DIRECTION
Each line of the data that includes the string "Gram" is to be copied out.

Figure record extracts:
%%
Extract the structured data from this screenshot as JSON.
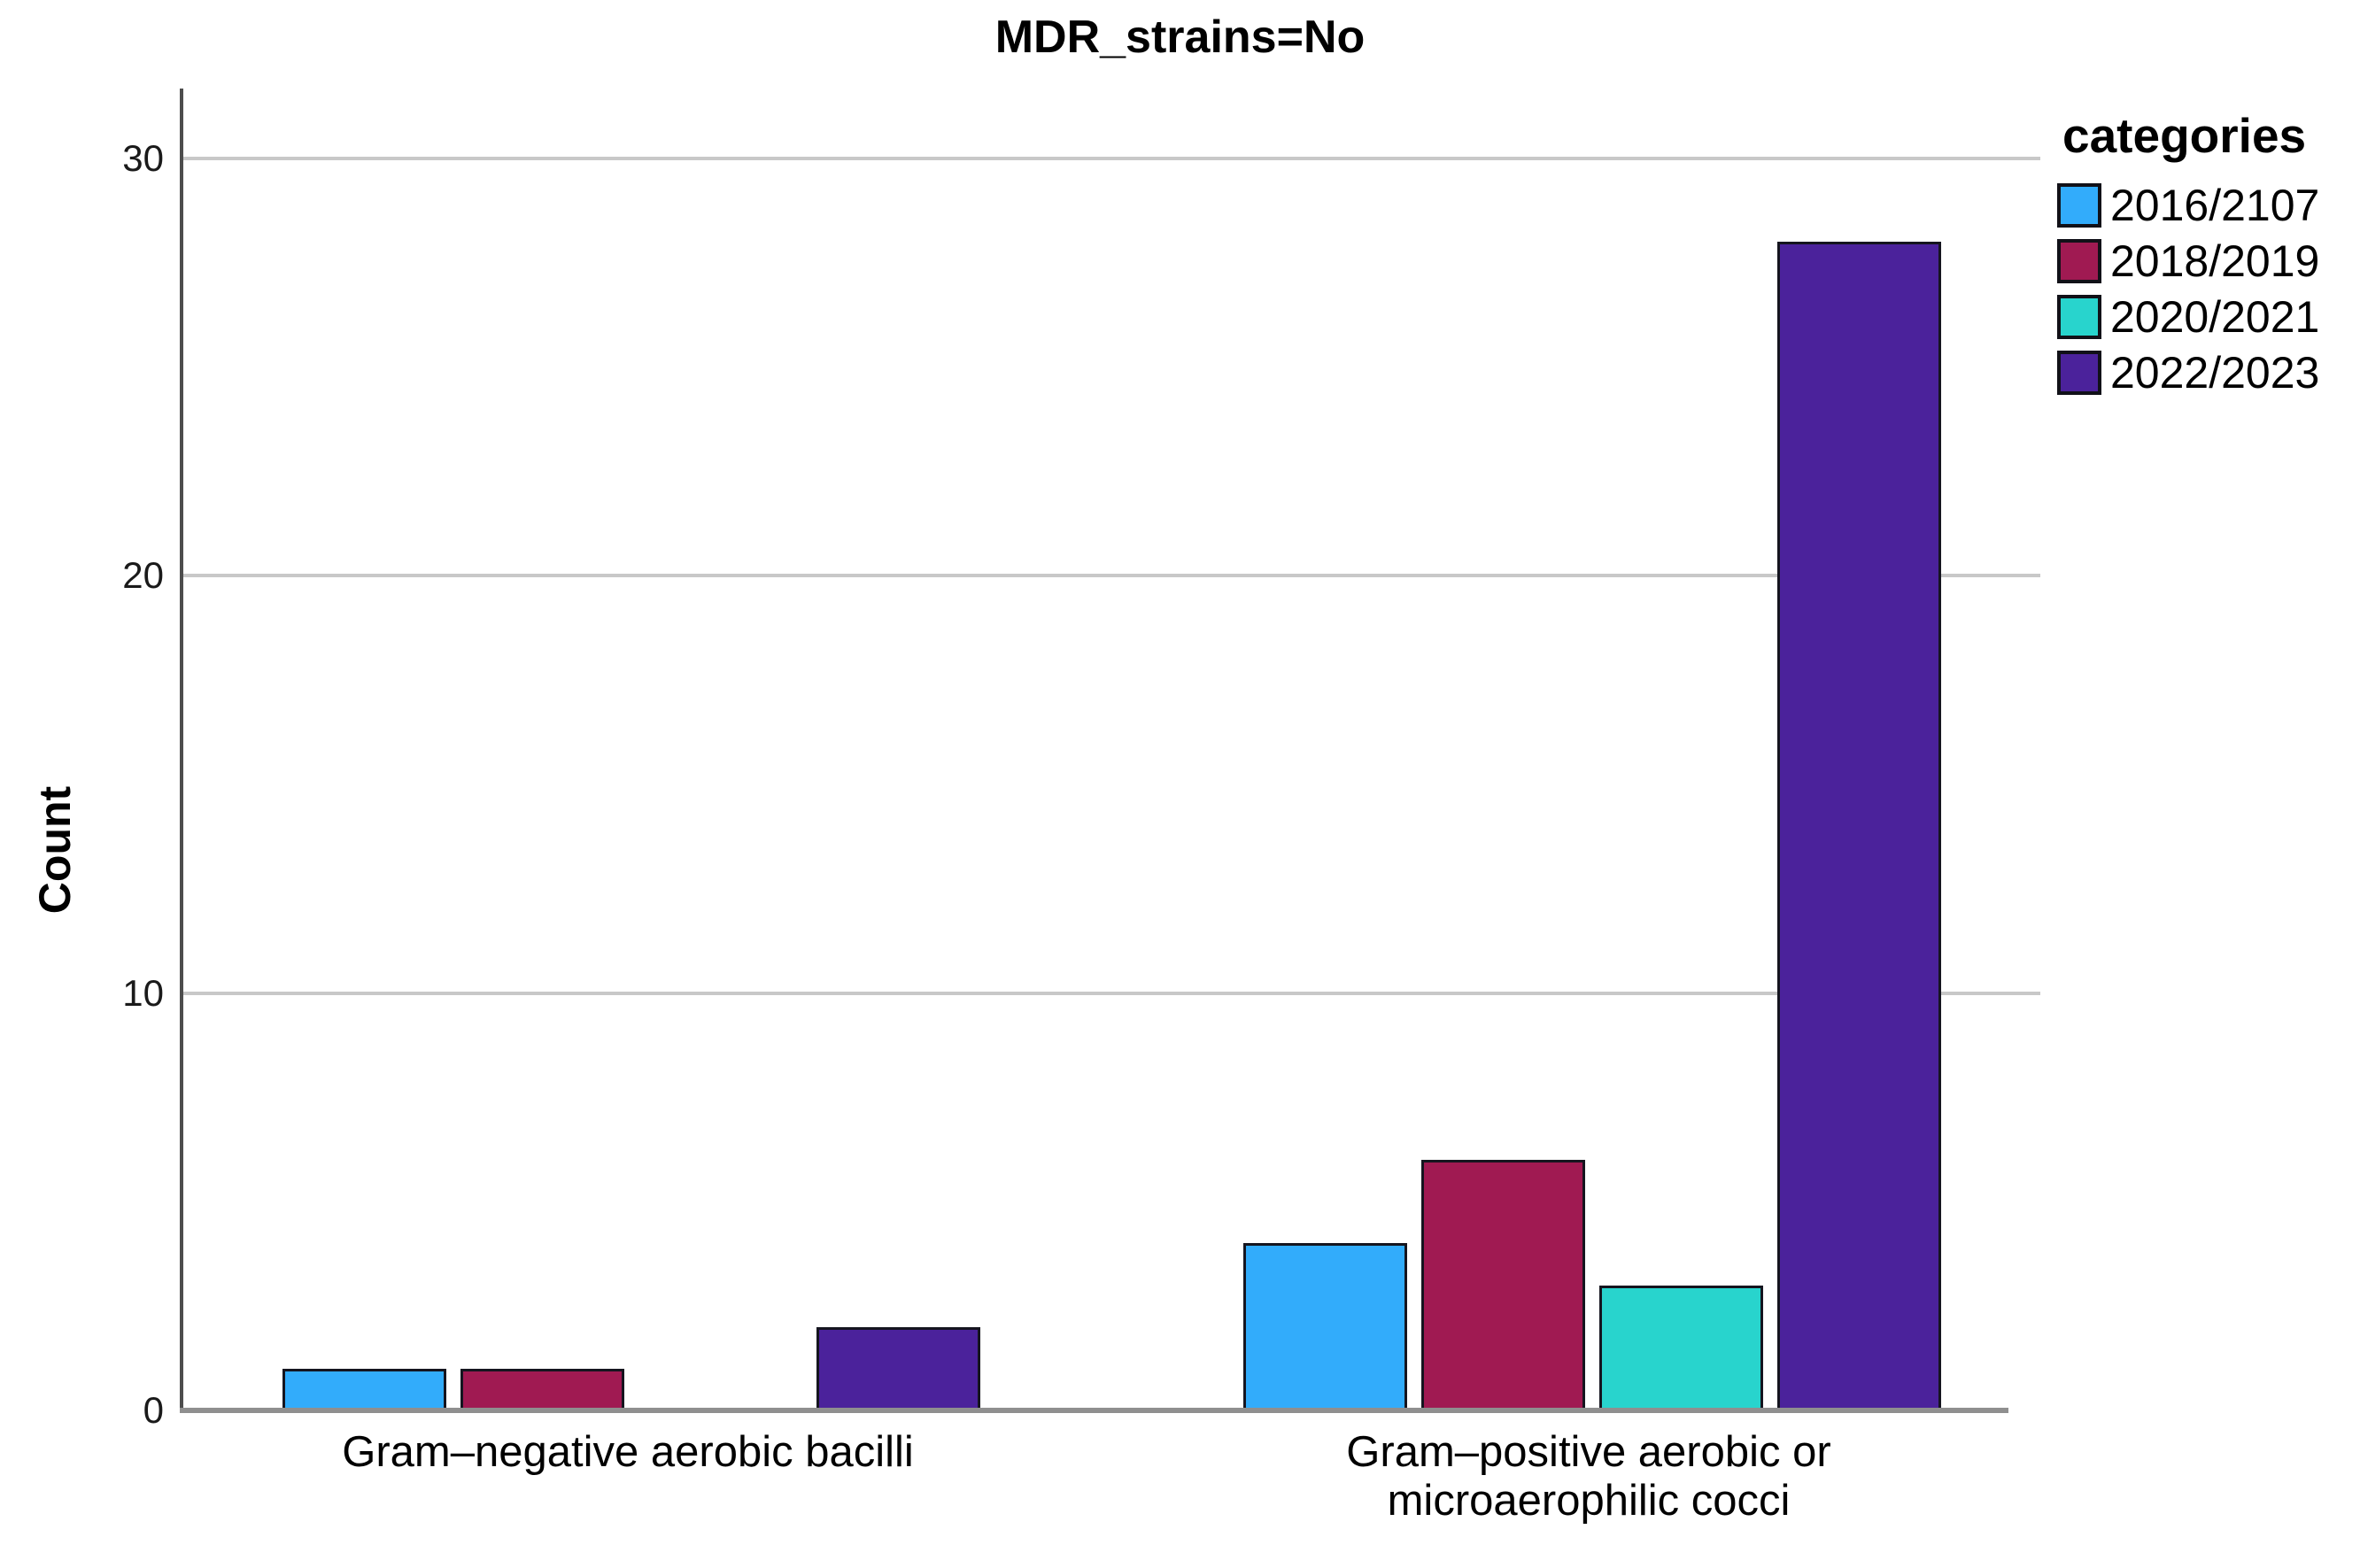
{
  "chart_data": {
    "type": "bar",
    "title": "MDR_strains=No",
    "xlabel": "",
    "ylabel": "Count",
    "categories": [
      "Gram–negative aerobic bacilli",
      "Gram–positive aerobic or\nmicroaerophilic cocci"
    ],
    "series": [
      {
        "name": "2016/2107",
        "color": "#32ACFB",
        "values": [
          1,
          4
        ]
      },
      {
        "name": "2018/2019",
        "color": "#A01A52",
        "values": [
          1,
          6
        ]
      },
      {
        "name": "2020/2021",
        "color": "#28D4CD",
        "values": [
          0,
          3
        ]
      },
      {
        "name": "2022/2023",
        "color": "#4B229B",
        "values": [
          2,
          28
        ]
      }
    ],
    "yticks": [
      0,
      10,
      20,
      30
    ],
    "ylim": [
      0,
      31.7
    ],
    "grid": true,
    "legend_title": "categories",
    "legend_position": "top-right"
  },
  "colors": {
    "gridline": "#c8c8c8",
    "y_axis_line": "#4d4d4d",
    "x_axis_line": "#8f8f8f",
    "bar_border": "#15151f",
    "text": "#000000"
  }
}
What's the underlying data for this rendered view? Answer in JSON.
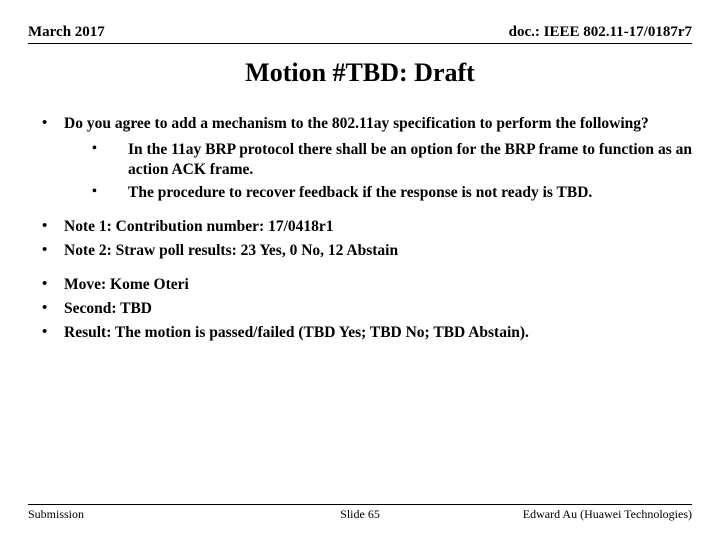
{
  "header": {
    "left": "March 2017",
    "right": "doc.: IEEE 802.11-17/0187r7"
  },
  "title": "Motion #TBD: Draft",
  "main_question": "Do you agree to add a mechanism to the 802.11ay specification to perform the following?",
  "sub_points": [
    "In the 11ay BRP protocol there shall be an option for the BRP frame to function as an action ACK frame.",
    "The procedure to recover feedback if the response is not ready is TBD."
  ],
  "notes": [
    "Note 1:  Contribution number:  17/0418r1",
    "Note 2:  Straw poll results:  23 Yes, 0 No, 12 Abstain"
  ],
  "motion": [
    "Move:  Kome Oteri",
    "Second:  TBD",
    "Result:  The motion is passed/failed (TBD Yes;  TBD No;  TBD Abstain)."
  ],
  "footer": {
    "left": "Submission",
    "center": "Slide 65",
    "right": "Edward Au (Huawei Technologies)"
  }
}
%%
ANSWER IN FULL
      "Gram–negative aerobic bacilli",
      "Gram–positive aerobic or\nmicroaerophilic cocci"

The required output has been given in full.